Lehrtext:

━━━━━━━━━━━━━━━━━━━━

Die Pflicht, auf dieses Recht hinzuweisen, ergibt sich für die Kammer aus einer entsprechenden Anwendung des § 35a Abs. 1 StPO, die auf gesetzessystematischen Erwägungen beruht.

Aus dem oben dargestellten Verhältnis der sofortigen Beschwerde nach § 142 Abs. 7 S. 1 StPO und dem Antrag nach § 143a Abs. 2 S. 1 Nr. 1 StPO folgt, dass einem Beschuldigten statt der Möglichkeit eines Rechtsmittels mit Devolutiveffekt die Möglichkeit gegeben wird, instanzwahrend einen Antrag auf Auswechslung des Pflichtverteidigers zu stellen. Wenn aber über die Möglichkeit eines befristeten Rechtsmittels gem. § 35a S. 1 StPO belehrt werden muss, dann muss dies auch für den dieses Rechtsmittel ausschließenden, instanzwahrenden befristeten Antrag gem. § 143a Abs. 2 S. 1 Nr. 1 StPO gelten. Denn nur dann, wenn er den entsprechenden Antrag und seine Frist kennt, kann es gerechtfertigt sein, dem Beschuldigten die grundsätzlich bestehende Möglichkeit eines Rechtsmittels zu verwehren (im Ergebnis auch OLG Koblenz, Beschluss vom 28.10.2020 - 4 Ws 639/20, Rn. 15-18).

Demgegenüber kann die Begründung des Ermittlungsrichters am BGH im Beschluss vom 14.09.2020 - Az. 2 BGs 619/20, nicht überzeugen, soweit dieser im Rahmen der Ablehnung eines Antrags auf Wiedereinsetzung in die Frist des § 143a Abs. 2 S. 1 Nr. 1 StPO ausführt, es entstünde bei Ablauf der Frist des § 143a Abs. 2 S. 1 Nr. 1 StPO insoweit kein Rechtsnachteil für den Beschuldigten, als er weiterhin über § 143a Abs. 2 S. 1 Nr. 3 StPO die Auswechslung verlangen könne.

Dies erscheint bereits deshalb unzutreffend, weil § 143a Abs. 2 S. 1 Nr. 3 StPO die substantiierte Darlegung von Tatsachen für das zerrüttete Vertrauensverhältnis/die Unmöglichkeit einer angemessenen Verteidigung zwischen Beschuldigtem und Verteidiger und ggf. deren Glaubhaftmachung erfordert (vgl. BeckOK StPO/Krawczyk, 42. Ed. 1.1.2022, StPO § 143a Rn. 22) und damit deutlich andere und strengere Voraussetzungen hat als der lediglich an den zeitlichen Ablauf bzw. die Benennung eines anderen als den bestellten Pflichtverteidiger anknüpfende § 143a Abs. 2 S. 1 Nr. 1 StPO.

Zudem entfällt mit der Möglichkeit, einen Antrag nach § 143a Abs. 2 S. 1 Nr. 1 StPO zu stellen, auch die Beschwerdemöglichkeit nach § 142 Abs. 7 S. 2 StPO, sodass bei Versäumung der Antragsfrist bereits hierin ein Rechtsnachteil für den Beschuldigten liegt.

━━━━━━━━━━━━━━━━━━━━

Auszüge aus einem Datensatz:

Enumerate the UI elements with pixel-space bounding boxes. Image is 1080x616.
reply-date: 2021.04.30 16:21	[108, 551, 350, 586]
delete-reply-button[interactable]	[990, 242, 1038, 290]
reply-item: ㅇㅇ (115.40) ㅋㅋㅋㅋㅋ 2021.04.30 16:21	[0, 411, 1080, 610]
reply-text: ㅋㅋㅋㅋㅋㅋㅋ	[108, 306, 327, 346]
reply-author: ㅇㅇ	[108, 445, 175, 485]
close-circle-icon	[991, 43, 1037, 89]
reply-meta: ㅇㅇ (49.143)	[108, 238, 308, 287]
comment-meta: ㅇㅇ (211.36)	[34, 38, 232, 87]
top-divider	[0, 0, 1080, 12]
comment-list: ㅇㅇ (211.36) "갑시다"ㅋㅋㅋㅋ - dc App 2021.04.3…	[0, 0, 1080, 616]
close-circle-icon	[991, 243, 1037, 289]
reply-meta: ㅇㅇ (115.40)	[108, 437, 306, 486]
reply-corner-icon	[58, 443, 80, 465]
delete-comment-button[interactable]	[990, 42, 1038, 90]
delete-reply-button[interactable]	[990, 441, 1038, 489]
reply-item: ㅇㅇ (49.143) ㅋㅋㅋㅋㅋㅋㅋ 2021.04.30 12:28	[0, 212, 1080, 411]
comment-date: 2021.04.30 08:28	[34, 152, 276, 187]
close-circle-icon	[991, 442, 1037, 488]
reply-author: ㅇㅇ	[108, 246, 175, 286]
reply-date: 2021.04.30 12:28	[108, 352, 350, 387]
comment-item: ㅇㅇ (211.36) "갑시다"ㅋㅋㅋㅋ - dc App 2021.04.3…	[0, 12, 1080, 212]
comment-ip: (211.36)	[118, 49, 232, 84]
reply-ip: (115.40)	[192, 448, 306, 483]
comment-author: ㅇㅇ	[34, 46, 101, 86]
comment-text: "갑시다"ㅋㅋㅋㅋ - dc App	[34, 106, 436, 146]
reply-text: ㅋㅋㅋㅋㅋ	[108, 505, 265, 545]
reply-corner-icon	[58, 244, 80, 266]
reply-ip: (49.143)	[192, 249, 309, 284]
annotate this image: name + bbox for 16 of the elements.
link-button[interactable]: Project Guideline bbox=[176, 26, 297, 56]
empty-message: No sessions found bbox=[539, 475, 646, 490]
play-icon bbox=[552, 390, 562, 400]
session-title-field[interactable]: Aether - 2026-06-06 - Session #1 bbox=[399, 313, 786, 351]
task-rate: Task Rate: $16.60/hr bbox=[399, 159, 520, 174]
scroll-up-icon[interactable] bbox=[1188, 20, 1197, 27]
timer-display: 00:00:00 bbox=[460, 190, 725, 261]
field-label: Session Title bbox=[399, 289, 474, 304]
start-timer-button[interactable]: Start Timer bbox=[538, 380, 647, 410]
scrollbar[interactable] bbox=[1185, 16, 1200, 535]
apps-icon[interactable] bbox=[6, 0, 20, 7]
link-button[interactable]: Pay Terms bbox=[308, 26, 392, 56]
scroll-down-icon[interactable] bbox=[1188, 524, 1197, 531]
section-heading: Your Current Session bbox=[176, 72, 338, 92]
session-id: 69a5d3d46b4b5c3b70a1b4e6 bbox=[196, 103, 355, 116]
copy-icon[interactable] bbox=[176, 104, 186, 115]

━━━━━━━━━━━━━━━━━━━━

Anforderung 1:
Beantworten Sie anhand des Textes zur Auswechslung des Pflichtverteidigers:
(a) Welche Entscheidung wird mit den Worten „im Ergebnis auch“ angeführt?
(b) Über welche Vorschrift könnte der Beschuldigte nach Ansicht des Ermittlungsrichters am BGH die Auswechslung weiterhin verlangen?
(c) Welche Kommentarstelle wird zu den Voraussetzungen dieser Vorschrift zitiert?
Anforderung 2: Schreiben Sie den Abschnitt des Textes zur Auswechslung des Pflichtverteidigers, beginnend mit „Dies erscheint bereits“ und endend mit „Nr. 1 StPO.“, neu und tauschen Sie dabei „Voraussetzungen“ gegen „Anforderungen“ aus.
Anforderung 3: Führen Sie den Text zur Auswechslung des Pflichtverteidigers im Anschluss an seinen letzten Satz weiter.

Lösung 1:
(a) OLG Koblenz, Beschluss vom 28.10.2020 - 4 Ws 639/20, Rn. 15-18
(b) § 143a Abs. 2 S. 1 Nr. 3 StPO
(c) BeckOK StPO/Krawczyk, 42. Ed. 1.1.2022, StPO § 143a Rn. 22

Lösung 2:
Dies erscheint bereits deshalb unzutreffend, weil § 143a Abs. 2 S. 1 Nr. 3 StPO die substantiierte Darlegung von Tatsachen für das zerrüttete Vertrauensverhältnis/die Unmöglichkeit einer angemessenen Verteidigung zwischen Beschuldigtem und Verteidiger und ggf. deren Glaubhaftmachung erfordert (vgl. BeckOK StPO/Krawczyk, 42. Ed. 1.1.2022, StPO § 143a Rn. 22) und damit deutlich andere und strengere Anforderungen hat als der lediglich an den zeitlichen Ablauf bzw. die Benennung eines anderen als den bestellten Pflichtverteidiger anknüpfende § 143a Abs. 2 S. 1 Nr. 1 StPO.

Lösung 3:
cc) Auch die weiteren Voraussetzungen des § 143a Abs. 2 S. 1 Nr. 1 StPO liegen vor.

(1) Der Angeklagte hatte mit Rechtsanwältin Ka. am 27.12.2021 eine andere Verteidigerin benannt, als den letztlich als Pflichtverteidiger bestellten Rechtsanwalt K. (Fall des § 143a Abs. 2 S. 1 Nr. 1 Alt. 1 StPO), sodass es auf die Frage, ob eine zur Auswahl „zu kurz" gesetzte Frist (Fall des § 143a Abs. 2 S. 1 Nr. 1 Alt. 2 StPO) vorlag, letztlich nicht ankommt.

(2) Der Bestellung des Rechtsanwalts L. steht - entgegen der Auffassung des Amtsgerichts - kein wichtiger Grund entgegen.

Für das Entgegenstehen solcher wichtigen Gründe wird in der Literatur auf die Kasuistik zu § 142 Abs. 5 S. 3 StPO verwiesen (vgl. nur Schmitt in: Meyer-Goßner/Schmitt, 64. Auflage 2021, § 143a Rn. 11).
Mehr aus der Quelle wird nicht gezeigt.